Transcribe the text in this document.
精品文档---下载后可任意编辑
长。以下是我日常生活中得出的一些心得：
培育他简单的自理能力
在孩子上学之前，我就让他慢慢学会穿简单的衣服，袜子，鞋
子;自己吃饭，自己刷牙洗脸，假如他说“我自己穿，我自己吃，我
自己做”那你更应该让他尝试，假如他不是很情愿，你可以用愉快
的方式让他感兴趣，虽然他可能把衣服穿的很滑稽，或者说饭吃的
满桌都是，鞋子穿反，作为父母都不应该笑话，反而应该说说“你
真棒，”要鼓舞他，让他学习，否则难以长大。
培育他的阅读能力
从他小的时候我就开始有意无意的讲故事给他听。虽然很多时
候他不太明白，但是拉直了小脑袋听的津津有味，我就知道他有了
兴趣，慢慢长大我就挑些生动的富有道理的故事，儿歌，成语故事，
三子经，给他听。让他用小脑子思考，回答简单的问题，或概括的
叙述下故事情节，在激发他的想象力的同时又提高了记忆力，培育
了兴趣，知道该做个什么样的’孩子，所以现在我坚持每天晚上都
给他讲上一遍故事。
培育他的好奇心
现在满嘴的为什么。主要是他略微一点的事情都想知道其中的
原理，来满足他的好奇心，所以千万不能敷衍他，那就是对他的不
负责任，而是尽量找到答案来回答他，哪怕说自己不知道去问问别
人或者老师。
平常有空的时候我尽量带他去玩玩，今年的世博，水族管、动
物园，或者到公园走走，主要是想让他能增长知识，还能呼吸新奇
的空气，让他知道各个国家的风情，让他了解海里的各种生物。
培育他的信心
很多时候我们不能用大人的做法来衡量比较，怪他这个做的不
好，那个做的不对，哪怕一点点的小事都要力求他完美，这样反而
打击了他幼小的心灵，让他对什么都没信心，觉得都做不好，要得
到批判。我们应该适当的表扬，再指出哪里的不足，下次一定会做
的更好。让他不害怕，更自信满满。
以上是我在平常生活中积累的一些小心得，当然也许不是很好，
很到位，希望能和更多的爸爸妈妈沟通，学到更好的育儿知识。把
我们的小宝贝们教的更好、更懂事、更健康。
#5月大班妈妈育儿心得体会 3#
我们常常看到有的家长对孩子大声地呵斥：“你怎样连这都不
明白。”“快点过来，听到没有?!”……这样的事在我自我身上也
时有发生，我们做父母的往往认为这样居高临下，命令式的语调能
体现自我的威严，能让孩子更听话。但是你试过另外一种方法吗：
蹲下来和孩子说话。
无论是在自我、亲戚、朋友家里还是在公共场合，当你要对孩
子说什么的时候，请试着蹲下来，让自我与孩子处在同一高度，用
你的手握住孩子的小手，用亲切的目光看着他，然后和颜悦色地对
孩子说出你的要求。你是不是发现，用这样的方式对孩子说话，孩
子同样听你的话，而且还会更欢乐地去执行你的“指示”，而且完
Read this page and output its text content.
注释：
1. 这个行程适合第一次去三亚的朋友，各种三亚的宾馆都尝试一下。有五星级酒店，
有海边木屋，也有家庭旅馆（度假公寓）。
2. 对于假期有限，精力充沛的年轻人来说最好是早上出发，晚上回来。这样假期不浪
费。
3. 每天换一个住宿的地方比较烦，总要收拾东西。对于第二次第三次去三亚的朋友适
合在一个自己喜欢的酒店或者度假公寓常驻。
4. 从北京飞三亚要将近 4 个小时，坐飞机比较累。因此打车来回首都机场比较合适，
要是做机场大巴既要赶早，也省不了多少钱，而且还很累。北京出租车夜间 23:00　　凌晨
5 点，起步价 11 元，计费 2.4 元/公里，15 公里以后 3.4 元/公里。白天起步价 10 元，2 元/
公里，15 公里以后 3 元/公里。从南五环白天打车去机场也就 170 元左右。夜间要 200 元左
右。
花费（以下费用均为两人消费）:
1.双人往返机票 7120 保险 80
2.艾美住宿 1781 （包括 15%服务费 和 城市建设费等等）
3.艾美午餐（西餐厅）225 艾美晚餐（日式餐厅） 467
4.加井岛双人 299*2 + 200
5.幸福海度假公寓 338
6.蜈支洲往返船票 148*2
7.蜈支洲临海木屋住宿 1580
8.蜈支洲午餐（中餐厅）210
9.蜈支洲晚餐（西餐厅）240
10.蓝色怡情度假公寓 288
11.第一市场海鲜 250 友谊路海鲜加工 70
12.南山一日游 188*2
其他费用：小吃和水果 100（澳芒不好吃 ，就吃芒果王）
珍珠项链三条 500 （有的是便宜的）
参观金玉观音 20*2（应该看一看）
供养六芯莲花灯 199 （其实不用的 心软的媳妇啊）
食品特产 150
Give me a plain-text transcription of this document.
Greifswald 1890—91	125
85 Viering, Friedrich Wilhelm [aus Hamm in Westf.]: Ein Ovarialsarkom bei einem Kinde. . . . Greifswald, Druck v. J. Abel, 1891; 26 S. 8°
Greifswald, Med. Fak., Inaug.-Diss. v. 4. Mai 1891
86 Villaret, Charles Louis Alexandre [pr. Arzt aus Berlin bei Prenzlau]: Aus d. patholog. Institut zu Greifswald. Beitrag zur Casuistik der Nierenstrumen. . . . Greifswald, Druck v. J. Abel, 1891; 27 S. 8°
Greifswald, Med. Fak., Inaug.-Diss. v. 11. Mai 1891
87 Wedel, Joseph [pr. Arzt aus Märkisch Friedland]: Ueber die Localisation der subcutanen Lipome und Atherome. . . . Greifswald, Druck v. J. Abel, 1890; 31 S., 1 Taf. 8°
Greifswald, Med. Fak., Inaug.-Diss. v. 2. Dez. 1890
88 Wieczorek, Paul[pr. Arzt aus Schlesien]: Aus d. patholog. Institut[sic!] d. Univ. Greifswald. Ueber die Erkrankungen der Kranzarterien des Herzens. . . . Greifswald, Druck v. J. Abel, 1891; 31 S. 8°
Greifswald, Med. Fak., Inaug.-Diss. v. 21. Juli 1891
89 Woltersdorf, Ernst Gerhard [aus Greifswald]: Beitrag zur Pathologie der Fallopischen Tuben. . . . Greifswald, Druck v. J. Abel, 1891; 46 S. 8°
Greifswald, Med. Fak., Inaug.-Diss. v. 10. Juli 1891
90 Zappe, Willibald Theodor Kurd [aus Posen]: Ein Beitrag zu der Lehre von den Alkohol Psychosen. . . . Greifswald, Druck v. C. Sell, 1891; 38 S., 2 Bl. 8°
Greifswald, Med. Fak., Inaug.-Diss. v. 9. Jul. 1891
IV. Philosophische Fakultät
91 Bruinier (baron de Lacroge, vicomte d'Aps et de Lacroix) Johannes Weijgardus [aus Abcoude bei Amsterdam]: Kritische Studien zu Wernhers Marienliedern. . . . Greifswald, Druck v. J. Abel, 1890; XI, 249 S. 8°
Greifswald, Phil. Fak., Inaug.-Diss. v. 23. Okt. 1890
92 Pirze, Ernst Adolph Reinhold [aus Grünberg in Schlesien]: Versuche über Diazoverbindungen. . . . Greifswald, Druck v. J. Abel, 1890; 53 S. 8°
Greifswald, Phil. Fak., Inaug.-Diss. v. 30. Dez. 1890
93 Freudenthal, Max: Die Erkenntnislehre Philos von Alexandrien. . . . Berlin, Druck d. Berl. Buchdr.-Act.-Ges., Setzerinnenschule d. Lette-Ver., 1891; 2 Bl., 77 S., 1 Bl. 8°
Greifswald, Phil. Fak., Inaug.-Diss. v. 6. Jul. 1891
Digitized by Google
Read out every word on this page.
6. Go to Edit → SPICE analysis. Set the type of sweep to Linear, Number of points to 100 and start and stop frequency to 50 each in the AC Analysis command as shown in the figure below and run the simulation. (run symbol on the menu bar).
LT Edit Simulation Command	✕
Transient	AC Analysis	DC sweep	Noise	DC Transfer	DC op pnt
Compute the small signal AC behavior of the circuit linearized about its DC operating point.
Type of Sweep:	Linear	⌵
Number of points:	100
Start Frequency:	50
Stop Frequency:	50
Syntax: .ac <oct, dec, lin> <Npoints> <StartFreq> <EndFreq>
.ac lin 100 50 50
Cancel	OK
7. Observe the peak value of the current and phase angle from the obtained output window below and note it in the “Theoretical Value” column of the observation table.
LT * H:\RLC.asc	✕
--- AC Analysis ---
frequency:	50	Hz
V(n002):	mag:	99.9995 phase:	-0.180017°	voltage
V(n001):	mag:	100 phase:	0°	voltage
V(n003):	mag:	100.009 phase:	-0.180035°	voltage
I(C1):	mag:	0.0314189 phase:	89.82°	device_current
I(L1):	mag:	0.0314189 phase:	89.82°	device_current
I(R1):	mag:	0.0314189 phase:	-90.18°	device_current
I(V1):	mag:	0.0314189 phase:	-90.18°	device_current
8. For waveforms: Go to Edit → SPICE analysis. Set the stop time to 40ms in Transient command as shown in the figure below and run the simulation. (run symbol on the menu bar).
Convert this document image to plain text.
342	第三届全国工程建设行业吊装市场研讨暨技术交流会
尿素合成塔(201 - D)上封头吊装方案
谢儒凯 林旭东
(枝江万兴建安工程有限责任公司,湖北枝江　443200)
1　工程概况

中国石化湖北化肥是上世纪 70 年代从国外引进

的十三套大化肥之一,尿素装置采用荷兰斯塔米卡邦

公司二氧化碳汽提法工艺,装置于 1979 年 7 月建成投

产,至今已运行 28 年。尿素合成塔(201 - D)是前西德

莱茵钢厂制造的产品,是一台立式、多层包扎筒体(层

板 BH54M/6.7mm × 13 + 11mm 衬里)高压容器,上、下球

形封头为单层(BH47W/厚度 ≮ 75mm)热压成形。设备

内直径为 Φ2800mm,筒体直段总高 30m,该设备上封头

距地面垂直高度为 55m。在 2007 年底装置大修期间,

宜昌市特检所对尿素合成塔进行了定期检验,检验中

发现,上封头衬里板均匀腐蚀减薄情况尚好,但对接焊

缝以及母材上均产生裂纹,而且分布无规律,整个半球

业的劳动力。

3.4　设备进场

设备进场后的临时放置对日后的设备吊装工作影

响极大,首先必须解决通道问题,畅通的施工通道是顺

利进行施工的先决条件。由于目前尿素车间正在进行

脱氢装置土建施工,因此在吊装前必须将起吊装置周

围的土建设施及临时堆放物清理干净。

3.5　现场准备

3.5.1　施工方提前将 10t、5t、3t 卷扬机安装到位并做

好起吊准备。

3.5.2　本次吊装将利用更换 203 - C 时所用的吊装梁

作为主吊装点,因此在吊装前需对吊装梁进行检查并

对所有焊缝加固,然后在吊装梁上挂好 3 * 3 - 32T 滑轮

→ **WHAT YOU HAVE TO DO**:
Give the number of lines above that hold the word "document", and nothing more.

→ **SOLUTION TO THE EXERCISE**:
3